Text extract:
........
New Law Tenements were built in New York City following the New York State Tenement House Act of 1901, so-called the "New Law" to distinguish it from the previous two Tenement House Acts of 1867 and 1879. New Law tenements are distinct from "Old Law" and "pre-law" tenements both in structural design and exterior ornament.

Design 

Required under the New Law to include a large courtyard which consumed more space than the 1879 Old Law's air shafts, New Law tenements tend to be built on multiple land lots or on corner lots to conserve space for dwelling units, the renting of which is the money-making purpose of the structure. In the early 21st century, a typical Lower East Side or East Village street will still be lined with five-story, austerely unornamented pre-law (pre-1879) tenements and six-story, bizarrely decorated Old Law (1879-1901) tenements, with the much bulkier, grand-style New Law tenements on the corners, always at least six stories tall.

Aesthetically, the New Law coincided with the fashion for Beaux-Arts architecture. The fanciful sandstone faces, gargoyles and filigreed terracotta of the previous twenty years of tenement design gave way to the more abstractly classical, but extremely florid ornamentation of this historically informed and integrated, urbane, international and more grandiose Parisian style. Unlike the flat street wall of previous tenements, which maximized the space available to tenants, the street wall façade of the New Law tenement often features recessed indentations, sometimes curved, sometimes rectilinear, giving the impression that stylish appearance mattered to the designer and owner more than optimizing space. They also feature oval and arched windows—more expensive to produce and replace—heavy terracotta ornaments around the windows and often thin brick, again, more expensive to manufacture and to lay. They give an impression of opulence which belies their purpose, location and their inhabitants; many were built in the ghetto to make money on the housing of largely impoverished immigrants by packing several families into small apartments.
........
Stored rows:
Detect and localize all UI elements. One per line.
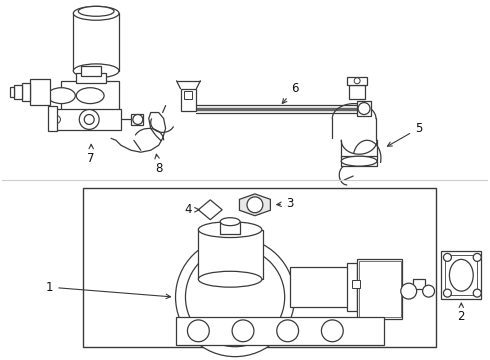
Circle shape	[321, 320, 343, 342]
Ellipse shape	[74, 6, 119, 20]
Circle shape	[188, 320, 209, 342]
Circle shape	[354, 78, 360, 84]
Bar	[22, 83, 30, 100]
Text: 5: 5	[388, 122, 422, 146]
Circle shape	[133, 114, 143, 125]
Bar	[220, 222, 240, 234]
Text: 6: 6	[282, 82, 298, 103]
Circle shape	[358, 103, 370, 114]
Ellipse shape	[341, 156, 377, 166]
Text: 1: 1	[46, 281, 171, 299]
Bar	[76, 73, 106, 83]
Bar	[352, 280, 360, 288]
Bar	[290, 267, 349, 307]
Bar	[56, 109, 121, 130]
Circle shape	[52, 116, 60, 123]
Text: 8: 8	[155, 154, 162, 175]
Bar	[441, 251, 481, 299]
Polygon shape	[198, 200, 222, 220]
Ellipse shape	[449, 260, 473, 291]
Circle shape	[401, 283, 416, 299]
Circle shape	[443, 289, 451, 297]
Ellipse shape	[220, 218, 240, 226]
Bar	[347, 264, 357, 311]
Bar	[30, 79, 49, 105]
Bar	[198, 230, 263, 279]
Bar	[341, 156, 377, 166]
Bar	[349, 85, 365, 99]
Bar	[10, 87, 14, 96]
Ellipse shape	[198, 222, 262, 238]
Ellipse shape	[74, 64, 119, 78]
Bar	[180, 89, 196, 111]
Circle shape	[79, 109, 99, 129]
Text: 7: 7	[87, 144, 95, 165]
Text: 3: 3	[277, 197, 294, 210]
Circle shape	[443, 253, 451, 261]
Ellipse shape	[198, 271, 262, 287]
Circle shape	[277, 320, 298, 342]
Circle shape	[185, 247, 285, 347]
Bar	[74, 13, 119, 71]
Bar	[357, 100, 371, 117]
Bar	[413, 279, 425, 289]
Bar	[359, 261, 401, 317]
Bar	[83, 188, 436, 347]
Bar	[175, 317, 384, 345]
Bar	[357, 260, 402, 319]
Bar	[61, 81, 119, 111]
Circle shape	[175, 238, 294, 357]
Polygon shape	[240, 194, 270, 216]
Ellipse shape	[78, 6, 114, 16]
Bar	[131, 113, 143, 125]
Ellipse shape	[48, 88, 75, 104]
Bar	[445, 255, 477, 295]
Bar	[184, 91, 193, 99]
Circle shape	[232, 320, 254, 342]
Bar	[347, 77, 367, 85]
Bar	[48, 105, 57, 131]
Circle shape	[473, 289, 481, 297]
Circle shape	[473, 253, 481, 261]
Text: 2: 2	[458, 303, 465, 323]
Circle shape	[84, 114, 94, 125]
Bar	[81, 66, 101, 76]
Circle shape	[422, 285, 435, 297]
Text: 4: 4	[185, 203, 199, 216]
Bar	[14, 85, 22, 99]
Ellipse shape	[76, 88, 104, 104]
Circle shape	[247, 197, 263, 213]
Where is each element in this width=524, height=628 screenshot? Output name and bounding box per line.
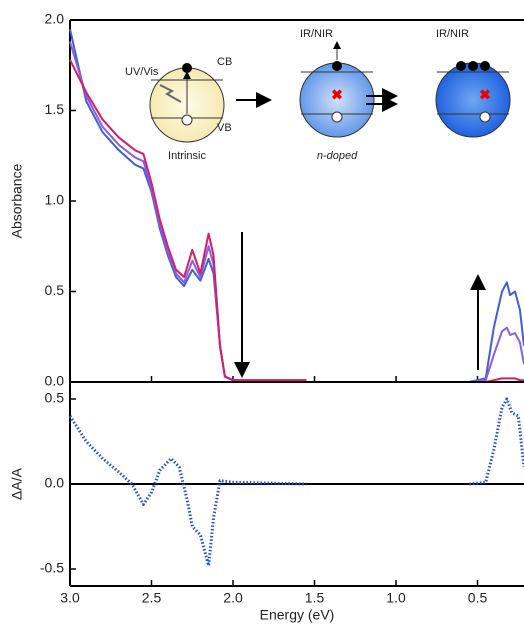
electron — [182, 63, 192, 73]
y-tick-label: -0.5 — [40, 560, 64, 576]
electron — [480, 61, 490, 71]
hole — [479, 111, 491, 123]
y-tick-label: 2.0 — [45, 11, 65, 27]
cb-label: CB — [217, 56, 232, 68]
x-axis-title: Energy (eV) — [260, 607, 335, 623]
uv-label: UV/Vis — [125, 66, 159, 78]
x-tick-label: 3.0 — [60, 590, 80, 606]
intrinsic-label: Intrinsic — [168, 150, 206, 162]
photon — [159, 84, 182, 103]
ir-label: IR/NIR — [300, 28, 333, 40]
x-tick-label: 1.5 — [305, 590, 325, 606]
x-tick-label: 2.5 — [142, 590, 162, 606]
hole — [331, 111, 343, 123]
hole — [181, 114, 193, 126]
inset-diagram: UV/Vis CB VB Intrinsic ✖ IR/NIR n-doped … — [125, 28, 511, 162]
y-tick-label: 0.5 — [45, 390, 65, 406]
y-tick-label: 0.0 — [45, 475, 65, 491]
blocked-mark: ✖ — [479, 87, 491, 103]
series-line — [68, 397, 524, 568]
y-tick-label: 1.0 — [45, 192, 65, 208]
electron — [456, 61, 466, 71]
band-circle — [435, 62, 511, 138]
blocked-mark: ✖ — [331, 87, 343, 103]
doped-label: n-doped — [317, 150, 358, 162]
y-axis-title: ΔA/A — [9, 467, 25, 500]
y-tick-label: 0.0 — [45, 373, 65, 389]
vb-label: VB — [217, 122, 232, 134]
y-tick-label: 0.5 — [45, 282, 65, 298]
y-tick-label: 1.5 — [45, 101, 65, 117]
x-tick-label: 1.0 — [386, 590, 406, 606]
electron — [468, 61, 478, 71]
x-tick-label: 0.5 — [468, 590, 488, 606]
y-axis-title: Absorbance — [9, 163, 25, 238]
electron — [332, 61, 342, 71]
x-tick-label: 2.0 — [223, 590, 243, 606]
........
Challenge A: Translate this sentence from the passage on New Law tenements into Spanish: "Aesthetically, the New Law coincided with the fashion for Beaux-Arts architecture."
Challenge B: Summarize the passage on New Law tenements in two sentences.
Challenge C: Resume the passage on New Law tenements from the point where it stops.

Written answer A: Desde el punto de vista estético, la Nueva Ley coincidió con la moda de la arquitectura Beaux-Arts.

Written answer B: New Law tenements were built in New York City after the Tenement House Act of 1901 and differ from Old Law and pre-law tenements in both structural design and exterior ornament. Because the law required a large courtyard, they tend to stand on multiple or corner lots, and their florid Beaux-Arts façades, with recessed indentations, oval and arched windows and heavy terracotta, give an impression of opulence that belies their purpose of housing largely impoverished immigrants for profit.

Written answer C:
New Law tenements can be seen throughout Manhattan and especially in the Lower East Side and Washington Heights.

See also 
 New York State Tenement House Act
 Tenement
 Old Law Tenement
 The Tenement Museum

References

Further reading 
 Lawrence Veiller, "New York's New Building Code" Charities Review 9 (1899-1900), 388-391.
 Lawrence Veiller, "The Tenement-House Exhibition of 1899" Charities Review 10 (1900-1901): 19-25.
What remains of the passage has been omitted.